**SET EXERCISE**
Provide nothing beyond the count of lines that include the string "лесничество".

**TASK DATA**
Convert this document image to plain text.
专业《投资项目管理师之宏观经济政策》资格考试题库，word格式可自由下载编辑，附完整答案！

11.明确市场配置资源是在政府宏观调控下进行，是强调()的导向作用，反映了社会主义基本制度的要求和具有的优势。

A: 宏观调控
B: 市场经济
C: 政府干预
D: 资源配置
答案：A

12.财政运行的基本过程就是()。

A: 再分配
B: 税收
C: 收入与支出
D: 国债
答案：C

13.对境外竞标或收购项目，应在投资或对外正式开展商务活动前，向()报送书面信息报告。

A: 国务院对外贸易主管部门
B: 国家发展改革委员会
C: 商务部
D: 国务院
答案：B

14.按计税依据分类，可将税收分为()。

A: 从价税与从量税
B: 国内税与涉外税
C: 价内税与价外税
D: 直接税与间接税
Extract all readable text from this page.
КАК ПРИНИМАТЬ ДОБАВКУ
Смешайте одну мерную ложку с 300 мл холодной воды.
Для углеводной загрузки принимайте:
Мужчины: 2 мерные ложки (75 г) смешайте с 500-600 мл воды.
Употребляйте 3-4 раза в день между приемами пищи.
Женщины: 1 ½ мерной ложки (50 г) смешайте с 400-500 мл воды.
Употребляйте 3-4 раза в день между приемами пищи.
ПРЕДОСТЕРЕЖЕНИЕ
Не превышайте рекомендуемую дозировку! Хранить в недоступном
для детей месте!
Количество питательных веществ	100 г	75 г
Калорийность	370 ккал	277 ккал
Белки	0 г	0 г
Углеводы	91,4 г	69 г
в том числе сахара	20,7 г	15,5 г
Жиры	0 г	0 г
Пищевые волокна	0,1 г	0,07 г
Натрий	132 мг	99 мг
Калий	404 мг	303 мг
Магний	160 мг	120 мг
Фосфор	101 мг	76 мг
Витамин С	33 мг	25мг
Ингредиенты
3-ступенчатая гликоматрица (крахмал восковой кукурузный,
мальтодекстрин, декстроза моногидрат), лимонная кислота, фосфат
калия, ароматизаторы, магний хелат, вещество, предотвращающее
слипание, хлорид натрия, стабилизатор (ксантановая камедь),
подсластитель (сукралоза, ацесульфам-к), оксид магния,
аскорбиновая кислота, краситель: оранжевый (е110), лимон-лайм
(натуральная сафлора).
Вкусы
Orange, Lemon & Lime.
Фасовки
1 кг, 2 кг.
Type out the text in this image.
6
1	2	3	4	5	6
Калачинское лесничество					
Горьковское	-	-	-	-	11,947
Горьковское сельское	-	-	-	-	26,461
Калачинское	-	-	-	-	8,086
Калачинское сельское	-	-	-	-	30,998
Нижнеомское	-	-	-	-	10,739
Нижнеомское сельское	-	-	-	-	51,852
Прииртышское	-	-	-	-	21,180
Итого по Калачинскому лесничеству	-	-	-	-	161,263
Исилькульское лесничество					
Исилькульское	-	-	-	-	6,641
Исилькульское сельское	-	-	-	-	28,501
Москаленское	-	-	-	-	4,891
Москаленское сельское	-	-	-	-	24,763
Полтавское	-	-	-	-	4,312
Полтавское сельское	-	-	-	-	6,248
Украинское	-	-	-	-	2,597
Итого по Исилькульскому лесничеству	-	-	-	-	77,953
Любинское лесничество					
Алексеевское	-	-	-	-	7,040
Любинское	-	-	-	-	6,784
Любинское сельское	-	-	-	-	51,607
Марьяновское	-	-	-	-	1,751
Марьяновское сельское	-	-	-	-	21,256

**REPLY**
3